# [Texto em estudo]
■ ■ ■ ■

Wi-Fi em toda casa: mesh ou roteador? Entenda a diferença

Ter Wi-Fi em toda a casa é um dos principais desafios para quem usa dispositivos inteligentes. A escolha entre um roteador tradicional e um sistema mesh depende do tamanho do imóvel e da quantidade de obstáculos.
O sinal de Wi-Fi perde força ao encontrar materiais como concreto armado, vidros com película e superfícies metálicas. O número de dispositivos conectados também influencia: um roteador comum começa a ficar lento com 20 a 30 conexões simultâneas.
O roteador convencional funciona bem em casas de até 70 m², com planta aberta e até 25 aparelhos conectados. A potência de transmissão é limitada pela Anatel, então mais antenas não garantem maior alcance.
O sistema mesh é formado por módulos que criam uma única rede. Quando o usuário se move, a conexão é transferida automaticamente entre os módulos sem quedas. É indicado para casas com mais de um andar, paredes grossas e muitos dispositivos inteligentes.
O repetidor de sinal, diferente do mesh, corta a velocidade pela metade. Ele usa o mesmo canal para receber e retransmitir o sinal, reduzindo a largura de banda em cerca de 50%. O mesh evita isso usando canais dedicados para a comunicação entre os módulos.
Para melhorar o Wi-Fi, o roteador deve ficar em local elevado e central, longe de metais e eletrodomésticos. Em sistemas mesh, os módulos secundários devem ser instalados no ponto médio entre o principal e a área sem sinal. Manter o firmware atualizado e separar a rede para dispositivos IoT também ajuda no desempenho e na segurança.

■ ■ ■ ■

Copie sem alterações o trecho do texto sobre Wi-Fi em casa, começando em "O sistema mesh" e seguindo até "muitos dispositivos inteligentes.". Os dados não têm nenhuma relação com o texto sobre Wi-Fi em casa.

■ ■ ■ ■

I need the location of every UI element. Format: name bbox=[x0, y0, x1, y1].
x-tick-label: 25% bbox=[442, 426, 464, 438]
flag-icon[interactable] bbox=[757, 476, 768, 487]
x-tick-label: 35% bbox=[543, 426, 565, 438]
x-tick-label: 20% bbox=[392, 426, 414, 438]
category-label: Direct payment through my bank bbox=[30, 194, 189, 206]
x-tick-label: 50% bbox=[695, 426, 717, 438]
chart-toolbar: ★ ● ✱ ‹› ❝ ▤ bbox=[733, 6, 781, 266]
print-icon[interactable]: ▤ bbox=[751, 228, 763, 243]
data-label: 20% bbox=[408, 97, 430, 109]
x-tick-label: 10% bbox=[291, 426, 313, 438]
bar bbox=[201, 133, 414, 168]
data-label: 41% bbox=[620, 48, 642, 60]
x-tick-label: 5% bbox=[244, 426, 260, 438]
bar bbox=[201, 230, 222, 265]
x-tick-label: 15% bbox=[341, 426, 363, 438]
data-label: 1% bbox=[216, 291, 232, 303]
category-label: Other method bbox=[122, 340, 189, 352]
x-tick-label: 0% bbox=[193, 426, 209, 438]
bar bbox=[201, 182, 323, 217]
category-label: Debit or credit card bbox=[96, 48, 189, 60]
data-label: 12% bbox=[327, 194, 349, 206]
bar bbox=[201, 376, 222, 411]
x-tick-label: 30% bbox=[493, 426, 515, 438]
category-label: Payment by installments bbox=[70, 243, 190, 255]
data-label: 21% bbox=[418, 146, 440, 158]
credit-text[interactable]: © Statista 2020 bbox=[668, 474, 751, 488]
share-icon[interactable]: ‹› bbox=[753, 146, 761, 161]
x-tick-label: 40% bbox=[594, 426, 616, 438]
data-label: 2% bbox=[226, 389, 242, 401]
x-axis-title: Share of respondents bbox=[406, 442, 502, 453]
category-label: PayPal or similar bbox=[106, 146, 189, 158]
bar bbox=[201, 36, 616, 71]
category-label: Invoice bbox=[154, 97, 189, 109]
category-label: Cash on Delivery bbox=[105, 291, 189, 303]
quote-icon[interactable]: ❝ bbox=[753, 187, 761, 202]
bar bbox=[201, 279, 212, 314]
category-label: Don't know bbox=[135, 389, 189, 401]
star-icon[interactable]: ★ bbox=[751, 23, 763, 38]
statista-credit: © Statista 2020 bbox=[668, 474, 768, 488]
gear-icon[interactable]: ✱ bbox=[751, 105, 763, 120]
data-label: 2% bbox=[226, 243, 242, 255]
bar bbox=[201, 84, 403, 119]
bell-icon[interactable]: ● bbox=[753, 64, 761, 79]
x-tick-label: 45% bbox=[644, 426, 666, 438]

■ ■ ■ ■

# [Resposta]
O sistema mesh é formado por módulos que criam uma única rede. Quando o usuário se move, a conexão é transferida automaticamente entre os módulos sem quedas. É indicado para casas com mais de um andar, paredes grossas e muitos dispositivos inteligentes.